_OBJECTIVE_: Convert the records below into a Markdown table with the columns No. and Text, giving each non-blank line its own numbered row.
** BEGIN DATASET ROWS **
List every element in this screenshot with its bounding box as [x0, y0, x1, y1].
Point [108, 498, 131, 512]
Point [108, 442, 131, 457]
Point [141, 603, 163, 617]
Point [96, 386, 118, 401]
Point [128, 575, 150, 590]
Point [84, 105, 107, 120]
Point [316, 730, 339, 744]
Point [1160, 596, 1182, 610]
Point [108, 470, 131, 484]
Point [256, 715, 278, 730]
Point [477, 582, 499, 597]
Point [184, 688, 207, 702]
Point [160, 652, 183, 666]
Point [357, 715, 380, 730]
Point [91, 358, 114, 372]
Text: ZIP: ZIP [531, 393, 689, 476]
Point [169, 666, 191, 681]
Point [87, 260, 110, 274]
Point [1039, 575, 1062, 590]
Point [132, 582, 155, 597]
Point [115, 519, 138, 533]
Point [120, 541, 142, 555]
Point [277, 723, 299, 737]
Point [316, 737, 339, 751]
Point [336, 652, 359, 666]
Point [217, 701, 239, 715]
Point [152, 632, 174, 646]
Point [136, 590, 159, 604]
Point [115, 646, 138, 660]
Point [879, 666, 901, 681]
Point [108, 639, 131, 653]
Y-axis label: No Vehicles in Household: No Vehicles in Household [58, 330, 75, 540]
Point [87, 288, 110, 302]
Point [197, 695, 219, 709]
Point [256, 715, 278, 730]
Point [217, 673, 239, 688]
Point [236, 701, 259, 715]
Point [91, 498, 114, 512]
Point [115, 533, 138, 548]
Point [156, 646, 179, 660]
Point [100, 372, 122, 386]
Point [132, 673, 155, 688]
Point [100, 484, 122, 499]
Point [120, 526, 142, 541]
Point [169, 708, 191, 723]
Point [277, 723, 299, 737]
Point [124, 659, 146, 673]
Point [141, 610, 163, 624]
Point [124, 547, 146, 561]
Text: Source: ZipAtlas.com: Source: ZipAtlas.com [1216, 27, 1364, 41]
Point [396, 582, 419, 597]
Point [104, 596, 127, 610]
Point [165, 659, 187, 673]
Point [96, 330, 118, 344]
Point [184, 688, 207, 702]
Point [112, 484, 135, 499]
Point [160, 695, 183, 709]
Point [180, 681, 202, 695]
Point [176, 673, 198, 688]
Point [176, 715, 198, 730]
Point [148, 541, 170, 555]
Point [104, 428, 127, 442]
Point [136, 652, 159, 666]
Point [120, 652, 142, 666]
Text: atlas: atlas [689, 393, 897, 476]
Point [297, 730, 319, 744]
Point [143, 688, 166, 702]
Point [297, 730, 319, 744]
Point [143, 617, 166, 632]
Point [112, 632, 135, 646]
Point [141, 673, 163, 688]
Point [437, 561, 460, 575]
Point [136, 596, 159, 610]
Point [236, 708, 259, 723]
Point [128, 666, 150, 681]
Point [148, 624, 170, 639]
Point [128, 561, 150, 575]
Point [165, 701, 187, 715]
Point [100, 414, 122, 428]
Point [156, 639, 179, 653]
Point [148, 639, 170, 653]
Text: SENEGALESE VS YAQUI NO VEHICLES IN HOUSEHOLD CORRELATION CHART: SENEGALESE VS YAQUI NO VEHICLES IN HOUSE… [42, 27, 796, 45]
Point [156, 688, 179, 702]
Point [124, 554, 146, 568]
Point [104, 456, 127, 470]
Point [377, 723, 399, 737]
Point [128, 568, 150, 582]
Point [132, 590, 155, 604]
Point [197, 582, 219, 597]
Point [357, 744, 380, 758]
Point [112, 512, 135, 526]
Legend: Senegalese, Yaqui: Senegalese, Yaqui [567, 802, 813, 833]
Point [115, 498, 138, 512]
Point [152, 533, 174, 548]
** END DATASET ROWS **
_WRITTEN SOLUTION_:
| No. | Text |
|---|---|
| 1 | List every element in this screenshot with its bounding box as [x0, y0, x1, y1]. |
| 2 | Point [108, 498, 131, 512] |
| 3 | Point [108, 442, 131, 457] |
| 4 | Point [141, 603, 163, 617] |
| 5 | Point [96, 386, 118, 401] |
| 6 | Point [128, 575, 150, 590] |
| 7 | Point [84, 105, 107, 120] |
| 8 | Point [316, 730, 339, 744] |
| 9 | Point [1160, 596, 1182, 610] |
| 10 | Point [108, 470, 131, 484] |
| 11 | Point [256, 715, 278, 730] |
| 12 | Point [477, 582, 499, 597] |
| 13 | Point [184, 688, 207, 702] |
| 14 | Point [160, 652, 183, 666] |
| 15 | Point [357, 715, 380, 730] |
| 16 | Point [91, 358, 114, 372] |
| 17 | Text: ZIP: ZIP [531, 393, 689, 476] |
| 18 | Point [169, 666, 191, 681] |
| 19 | Point [87, 260, 110, 274] |
| 20 | Point [1039, 575, 1062, 590] |
| 21 | Point [132, 582, 155, 597] |
| 22 | Point [115, 519, 138, 533] |
| 23 | Point [120, 541, 142, 555] |
| 24 | Point [277, 723, 299, 737] |
| 25 | Point [316, 737, 339, 751] |
| 26 | Point [336, 652, 359, 666] |
| 27 | Point [217, 701, 239, 715] |
| 28 | Point [152, 632, 174, 646] |
| 29 | Point [136, 590, 159, 604] |
| 30 | Point [115, 646, 138, 660] |
| 31 | Point [879, 666, 901, 681] |
| 32 | Point [108, 639, 131, 653] |
| 33 | Y-axis label: No Vehicles in Household: No Vehicles in Household [58, 330, 75, 540] |
| 34 | Point [87, 288, 110, 302] |
| 35 | Point [197, 695, 219, 709] |
| 36 | Point [256, 715, 278, 730] |
| 37 | Point [217, 673, 239, 688] |
| 38 | Point [236, 701, 259, 715] |
| 39 | Point [91, 498, 114, 512] |
| 40 | Point [115, 533, 138, 548] |
| 41 | Point [156, 646, 179, 660] |
| 42 | Point [100, 372, 122, 386] |
| 43 | Point [132, 673, 155, 688] |
| 44 | Point [100, 484, 122, 499] |
| 45 | Point [120, 526, 142, 541] |
| 46 | Point [169, 708, 191, 723] |
| 47 | Point [277, 723, 299, 737] |
| 48 | Point [124, 659, 146, 673] |
| 49 | Point [141, 610, 163, 624] |
| 50 | Point [124, 547, 146, 561] |
| 51 | Text: Source: ZipAtlas.com: Source: ZipAtlas.com [1216, 27, 1364, 41] |
| 52 | Point [396, 582, 419, 597] |
| 53 | Point [104, 596, 127, 610] |
| 54 | Point [165, 659, 187, 673] |
| 55 | Point [96, 330, 118, 344] |
| 56 | Point [184, 688, 207, 702] |
| 57 | Point [112, 484, 135, 499] |
| 58 | Point [160, 695, 183, 709] |
| 59 | Point [180, 681, 202, 695] |
| 60 | Point [176, 673, 198, 688] |
| 61 | Point [176, 715, 198, 730] |
| 62 | Point [148, 541, 170, 555] |
| 63 | Point [104, 428, 127, 442] |
| 64 | Point [136, 652, 159, 666] |
| 65 | Point [120, 652, 142, 666] |
| 66 | Text: atlas: atlas [689, 393, 897, 476] |
| 67 | Point [297, 730, 319, 744] |
| 68 | Point [143, 688, 166, 702] |
| 69 | Point [297, 730, 319, 744] |
| 70 | Point [143, 617, 166, 632] |
| 71 | Point [112, 632, 135, 646] |
| 72 | Point [141, 673, 163, 688] |
| 73 | Point [437, 561, 460, 575] |
| 74 | Point [136, 596, 159, 610] |
| 75 | Point [236, 708, 259, 723] |
| 76 | Point [128, 666, 150, 681] |
| 77 | Point [148, 624, 170, 639] |
| 78 | Point [128, 561, 150, 575] |
| 79 | Point [165, 701, 187, 715] |
| 80 | Point [100, 414, 122, 428] |
| 81 | Point [156, 639, 179, 653] |
| 82 | Point [148, 639, 170, 653] |
| 83 | Text: SENEGALESE VS YAQUI NO VEHICLES IN HOUSEHOLD CORRELATION CHART: SENEGALESE VS YAQUI NO VEHICLES IN HOUSE… [42, 27, 796, 45] |
| 84 | Point [156, 688, 179, 702] |
| 85 | Point [124, 554, 146, 568] |
| 86 | Point [104, 456, 127, 470] |
| 87 | Point [377, 723, 399, 737] |
| 88 | Point [128, 568, 150, 582] |
| 89 | Point [132, 590, 155, 604] |
| 90 | Point [197, 582, 219, 597] |
| 91 | Point [357, 744, 380, 758] |
| 92 | Point [112, 512, 135, 526] |
| 93 | Legend: Senegalese, Yaqui: Senegalese, Yaqui [567, 802, 813, 833] |
| 94 | Point [115, 498, 138, 512] |
| 95 | Point [152, 533, 174, 548] |